(Short problem 1): Output the rows as a JSON list of strings, one string per row and no blank lines. Cover the rows from the first one through the one containing "table-cell: - xyxy=(546,423,609,439)".

(Extract):
DH is a very laid back person. I think we have a reasonable split of childcare/housework although it isn't at the 50:50 nirvana I would love. However, I am so, so frustrated at the moment with a couple of issues and have no clue any more as to how to tackle them. Bascially, no matter how many times I ask and in what way there are certain things he just will not do.
One example is around tax. He is self-emlpoyed with irregular income. I look after all our finances other than tax - obviously tax office will not speak to me. It is now into the third year running where his return has not been on time. He has amassed £300 of completely avoidable fines so far and is now being charged interest on them and still has not paid. I have lost count of the strategies I've tried to get him to do the tax in a timely way which means we don't get fined and sort out paying existing fine.

(Dataset extract):
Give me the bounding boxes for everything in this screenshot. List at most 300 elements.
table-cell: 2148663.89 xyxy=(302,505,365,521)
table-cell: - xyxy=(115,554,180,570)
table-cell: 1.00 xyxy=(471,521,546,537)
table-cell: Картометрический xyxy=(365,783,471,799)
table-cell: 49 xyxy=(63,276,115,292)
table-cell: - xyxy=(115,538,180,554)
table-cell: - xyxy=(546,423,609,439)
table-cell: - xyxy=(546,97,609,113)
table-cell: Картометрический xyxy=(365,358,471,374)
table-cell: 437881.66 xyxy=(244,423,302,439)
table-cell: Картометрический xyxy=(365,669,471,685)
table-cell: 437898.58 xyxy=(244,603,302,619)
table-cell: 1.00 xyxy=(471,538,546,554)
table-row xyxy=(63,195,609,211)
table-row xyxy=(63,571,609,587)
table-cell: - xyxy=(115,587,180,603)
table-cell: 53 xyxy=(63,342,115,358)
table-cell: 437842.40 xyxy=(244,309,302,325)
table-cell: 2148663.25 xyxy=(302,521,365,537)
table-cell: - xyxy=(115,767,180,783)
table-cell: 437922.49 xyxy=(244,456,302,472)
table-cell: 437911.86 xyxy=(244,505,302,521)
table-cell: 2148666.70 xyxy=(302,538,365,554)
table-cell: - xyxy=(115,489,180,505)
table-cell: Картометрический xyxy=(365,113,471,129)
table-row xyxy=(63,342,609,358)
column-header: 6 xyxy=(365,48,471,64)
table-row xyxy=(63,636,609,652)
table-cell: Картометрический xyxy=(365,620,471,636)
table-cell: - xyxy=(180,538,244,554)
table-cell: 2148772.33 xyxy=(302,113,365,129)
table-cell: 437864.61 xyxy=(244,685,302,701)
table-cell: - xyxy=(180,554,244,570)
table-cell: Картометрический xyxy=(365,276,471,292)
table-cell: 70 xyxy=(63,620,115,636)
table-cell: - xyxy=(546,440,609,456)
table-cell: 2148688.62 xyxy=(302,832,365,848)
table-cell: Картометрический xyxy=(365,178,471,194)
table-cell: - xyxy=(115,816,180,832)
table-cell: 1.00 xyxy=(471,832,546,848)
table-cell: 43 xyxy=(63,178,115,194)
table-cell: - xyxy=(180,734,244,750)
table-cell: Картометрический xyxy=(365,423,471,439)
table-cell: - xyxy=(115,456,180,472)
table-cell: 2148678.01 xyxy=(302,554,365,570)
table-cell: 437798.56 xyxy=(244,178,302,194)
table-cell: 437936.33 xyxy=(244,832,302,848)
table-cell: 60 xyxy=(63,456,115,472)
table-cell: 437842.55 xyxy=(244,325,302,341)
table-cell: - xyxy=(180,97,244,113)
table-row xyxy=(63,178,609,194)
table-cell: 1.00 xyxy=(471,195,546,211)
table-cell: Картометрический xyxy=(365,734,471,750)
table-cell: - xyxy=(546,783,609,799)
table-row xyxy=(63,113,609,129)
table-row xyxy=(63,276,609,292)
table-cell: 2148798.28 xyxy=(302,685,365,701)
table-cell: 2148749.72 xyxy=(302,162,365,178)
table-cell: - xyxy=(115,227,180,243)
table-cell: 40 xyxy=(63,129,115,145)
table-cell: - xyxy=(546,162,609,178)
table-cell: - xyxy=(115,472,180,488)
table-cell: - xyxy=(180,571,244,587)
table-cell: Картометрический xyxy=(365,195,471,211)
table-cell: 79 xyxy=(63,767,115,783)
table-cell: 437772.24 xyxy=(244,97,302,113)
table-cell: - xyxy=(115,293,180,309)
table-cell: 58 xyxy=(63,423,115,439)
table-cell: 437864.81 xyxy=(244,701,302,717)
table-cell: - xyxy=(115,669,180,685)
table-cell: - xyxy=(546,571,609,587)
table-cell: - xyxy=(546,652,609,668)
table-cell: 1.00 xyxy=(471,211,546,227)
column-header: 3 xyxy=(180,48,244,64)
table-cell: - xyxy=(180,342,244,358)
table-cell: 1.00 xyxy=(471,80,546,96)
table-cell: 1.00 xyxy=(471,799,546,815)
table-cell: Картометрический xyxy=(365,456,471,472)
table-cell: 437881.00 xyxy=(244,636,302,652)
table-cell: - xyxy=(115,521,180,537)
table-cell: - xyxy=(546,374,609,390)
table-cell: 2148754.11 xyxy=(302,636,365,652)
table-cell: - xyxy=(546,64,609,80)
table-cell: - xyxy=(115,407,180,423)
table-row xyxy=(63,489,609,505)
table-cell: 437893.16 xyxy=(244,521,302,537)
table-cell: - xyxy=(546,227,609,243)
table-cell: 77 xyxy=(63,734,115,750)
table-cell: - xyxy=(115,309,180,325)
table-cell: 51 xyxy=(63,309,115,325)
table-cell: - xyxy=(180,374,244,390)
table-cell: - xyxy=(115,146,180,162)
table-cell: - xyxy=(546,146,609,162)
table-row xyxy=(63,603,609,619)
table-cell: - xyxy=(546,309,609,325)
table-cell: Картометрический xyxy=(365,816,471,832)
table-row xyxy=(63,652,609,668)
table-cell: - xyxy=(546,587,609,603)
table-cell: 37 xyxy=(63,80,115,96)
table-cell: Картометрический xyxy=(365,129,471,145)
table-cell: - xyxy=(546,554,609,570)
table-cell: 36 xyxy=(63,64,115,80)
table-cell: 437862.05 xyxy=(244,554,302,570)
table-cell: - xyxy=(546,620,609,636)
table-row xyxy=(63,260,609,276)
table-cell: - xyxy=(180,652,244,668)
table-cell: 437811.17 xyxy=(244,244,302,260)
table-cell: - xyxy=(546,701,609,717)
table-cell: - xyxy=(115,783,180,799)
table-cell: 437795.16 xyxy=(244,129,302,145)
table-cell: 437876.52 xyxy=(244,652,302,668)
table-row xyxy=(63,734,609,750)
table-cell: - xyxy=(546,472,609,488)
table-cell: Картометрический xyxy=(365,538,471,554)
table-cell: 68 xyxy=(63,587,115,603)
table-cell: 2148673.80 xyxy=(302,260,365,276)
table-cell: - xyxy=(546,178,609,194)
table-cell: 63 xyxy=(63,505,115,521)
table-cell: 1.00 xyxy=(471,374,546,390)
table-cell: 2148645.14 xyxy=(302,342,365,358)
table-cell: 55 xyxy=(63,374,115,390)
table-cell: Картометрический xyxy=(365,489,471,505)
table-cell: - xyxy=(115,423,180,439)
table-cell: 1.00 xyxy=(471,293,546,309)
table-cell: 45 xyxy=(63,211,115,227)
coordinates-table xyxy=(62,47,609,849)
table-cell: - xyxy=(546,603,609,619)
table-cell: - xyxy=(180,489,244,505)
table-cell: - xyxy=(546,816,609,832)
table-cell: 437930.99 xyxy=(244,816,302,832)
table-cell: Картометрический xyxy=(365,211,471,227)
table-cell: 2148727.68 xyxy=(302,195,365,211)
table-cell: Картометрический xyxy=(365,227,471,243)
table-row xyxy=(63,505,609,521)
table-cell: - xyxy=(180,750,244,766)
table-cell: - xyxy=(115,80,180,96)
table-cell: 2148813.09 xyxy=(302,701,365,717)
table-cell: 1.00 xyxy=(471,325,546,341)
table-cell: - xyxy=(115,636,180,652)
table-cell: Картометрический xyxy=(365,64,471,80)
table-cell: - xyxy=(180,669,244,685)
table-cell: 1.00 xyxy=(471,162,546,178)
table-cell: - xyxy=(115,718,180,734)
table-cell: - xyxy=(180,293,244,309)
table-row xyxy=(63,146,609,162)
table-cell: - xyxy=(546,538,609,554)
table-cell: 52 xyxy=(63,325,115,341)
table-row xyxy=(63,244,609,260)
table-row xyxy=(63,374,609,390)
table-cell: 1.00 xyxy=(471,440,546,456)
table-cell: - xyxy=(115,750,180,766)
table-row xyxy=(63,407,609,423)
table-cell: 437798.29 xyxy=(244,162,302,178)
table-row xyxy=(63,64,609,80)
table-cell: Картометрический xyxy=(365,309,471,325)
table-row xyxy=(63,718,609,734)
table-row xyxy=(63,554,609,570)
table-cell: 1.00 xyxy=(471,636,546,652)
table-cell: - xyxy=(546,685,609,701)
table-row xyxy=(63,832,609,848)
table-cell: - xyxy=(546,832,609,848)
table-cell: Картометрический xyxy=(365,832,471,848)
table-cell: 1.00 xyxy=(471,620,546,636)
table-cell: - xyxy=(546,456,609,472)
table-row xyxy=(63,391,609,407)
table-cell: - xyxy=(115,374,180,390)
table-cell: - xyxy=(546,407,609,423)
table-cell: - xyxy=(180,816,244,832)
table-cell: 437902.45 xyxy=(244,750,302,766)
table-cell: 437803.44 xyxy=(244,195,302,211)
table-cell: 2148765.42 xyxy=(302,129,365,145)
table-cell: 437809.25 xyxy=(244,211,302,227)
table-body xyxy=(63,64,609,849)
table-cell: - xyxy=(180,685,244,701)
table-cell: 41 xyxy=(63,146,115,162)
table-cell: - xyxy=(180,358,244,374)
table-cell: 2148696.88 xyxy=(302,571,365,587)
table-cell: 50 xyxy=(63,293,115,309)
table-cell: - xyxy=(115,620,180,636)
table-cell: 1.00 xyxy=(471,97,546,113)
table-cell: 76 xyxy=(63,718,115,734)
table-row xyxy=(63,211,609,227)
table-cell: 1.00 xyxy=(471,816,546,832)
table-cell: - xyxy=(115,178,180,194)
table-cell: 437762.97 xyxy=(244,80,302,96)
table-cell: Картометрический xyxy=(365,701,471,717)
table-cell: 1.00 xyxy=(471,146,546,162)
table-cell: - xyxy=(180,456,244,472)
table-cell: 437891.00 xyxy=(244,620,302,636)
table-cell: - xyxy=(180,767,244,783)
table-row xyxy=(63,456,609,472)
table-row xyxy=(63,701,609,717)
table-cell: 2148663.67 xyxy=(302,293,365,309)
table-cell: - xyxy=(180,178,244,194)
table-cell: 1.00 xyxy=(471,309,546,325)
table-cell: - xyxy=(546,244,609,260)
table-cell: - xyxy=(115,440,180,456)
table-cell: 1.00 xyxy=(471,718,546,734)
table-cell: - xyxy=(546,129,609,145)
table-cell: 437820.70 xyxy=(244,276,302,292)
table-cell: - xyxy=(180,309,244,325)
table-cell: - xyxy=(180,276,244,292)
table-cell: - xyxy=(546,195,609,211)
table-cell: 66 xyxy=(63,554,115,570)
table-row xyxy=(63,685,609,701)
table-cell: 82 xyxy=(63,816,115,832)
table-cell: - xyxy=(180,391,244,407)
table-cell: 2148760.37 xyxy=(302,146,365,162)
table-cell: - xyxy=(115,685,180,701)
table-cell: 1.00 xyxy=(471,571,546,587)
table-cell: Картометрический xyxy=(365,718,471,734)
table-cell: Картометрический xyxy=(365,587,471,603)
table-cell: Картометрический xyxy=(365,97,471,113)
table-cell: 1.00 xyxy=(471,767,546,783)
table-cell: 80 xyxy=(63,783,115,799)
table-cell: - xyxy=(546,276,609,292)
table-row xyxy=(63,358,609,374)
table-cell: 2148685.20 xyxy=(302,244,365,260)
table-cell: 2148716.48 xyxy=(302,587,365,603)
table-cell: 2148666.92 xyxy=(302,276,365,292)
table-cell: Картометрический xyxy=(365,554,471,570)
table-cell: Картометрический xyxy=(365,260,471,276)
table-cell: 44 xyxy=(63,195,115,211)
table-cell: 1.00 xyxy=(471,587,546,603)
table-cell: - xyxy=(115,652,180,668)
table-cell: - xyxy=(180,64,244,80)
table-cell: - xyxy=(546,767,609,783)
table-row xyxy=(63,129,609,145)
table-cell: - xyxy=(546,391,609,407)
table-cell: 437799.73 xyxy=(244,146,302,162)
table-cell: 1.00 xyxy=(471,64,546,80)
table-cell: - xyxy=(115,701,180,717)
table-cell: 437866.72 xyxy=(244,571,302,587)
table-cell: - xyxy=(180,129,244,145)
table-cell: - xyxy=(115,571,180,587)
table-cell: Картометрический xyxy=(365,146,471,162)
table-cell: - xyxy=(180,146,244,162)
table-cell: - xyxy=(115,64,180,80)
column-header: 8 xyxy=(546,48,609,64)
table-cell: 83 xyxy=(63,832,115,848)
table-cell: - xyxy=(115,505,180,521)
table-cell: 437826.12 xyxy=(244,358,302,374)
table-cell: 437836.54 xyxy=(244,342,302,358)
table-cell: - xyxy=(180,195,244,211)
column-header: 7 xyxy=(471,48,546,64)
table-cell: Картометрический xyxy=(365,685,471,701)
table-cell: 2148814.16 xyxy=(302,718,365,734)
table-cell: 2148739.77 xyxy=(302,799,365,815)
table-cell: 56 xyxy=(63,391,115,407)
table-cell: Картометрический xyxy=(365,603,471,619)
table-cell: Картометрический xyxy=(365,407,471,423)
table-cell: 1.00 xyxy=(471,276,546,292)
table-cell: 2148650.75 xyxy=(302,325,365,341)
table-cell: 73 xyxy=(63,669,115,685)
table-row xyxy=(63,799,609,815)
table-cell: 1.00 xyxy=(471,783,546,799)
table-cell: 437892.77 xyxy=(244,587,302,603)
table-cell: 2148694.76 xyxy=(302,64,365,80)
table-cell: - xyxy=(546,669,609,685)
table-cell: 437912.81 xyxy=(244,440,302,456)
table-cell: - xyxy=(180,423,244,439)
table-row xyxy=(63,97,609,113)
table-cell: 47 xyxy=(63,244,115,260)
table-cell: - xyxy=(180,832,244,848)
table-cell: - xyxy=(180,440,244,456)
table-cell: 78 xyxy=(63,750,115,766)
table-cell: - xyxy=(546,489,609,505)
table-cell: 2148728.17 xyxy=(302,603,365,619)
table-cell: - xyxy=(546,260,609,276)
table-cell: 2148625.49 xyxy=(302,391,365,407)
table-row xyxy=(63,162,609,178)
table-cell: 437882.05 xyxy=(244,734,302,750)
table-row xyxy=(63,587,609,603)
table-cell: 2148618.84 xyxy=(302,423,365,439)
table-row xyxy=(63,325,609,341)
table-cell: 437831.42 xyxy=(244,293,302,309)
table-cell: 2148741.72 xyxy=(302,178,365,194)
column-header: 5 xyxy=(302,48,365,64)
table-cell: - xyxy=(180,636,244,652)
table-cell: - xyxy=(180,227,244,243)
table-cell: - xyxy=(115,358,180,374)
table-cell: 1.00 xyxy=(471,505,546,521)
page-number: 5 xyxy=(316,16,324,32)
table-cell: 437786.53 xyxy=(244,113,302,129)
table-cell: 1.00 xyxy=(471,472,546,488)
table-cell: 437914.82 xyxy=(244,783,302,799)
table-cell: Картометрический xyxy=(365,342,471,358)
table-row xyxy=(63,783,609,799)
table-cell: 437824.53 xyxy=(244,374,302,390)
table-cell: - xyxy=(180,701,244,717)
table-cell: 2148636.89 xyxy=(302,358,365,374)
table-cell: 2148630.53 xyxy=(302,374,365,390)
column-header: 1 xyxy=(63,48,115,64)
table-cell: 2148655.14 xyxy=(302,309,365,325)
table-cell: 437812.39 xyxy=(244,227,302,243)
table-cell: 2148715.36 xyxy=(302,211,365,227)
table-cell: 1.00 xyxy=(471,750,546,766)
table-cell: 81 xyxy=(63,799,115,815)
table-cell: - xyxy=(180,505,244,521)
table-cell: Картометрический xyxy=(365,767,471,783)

(Short problem 2): Do these statements agree with the post? Answer yes or no for each and quote the words from the post that decide it. (a) The writer handles all of the household finances except tax. (b) The avoidable fines so far come to £500. (c) This is the first year the tax return has been late.

(Complete output 1):
[
  "Give me the bounding boxes for everything in this screenshot. List at most 300 elements.",
  "table-cell: 2148663.89 xyxy=(302,505,365,521)",
  "table-cell: - xyxy=(115,554,180,570)",
  "table-cell: 1.00 xyxy=(471,521,546,537)",
  "table-cell: Картометрический xyxy=(365,783,471,799)",
  "table-cell: 49 xyxy=(63,276,115,292)",
  "table-cell: - xyxy=(115,538,180,554)",
  "table-cell: - xyxy=(546,423,609,439)"
]

(Complete output 2):
(a) Yes: "I look after all our finances other than tax"
(b) No: "He has amassed £300 of completely avoidable fines so far"
(c) No: "It is now into the third year running where his return has not been on time."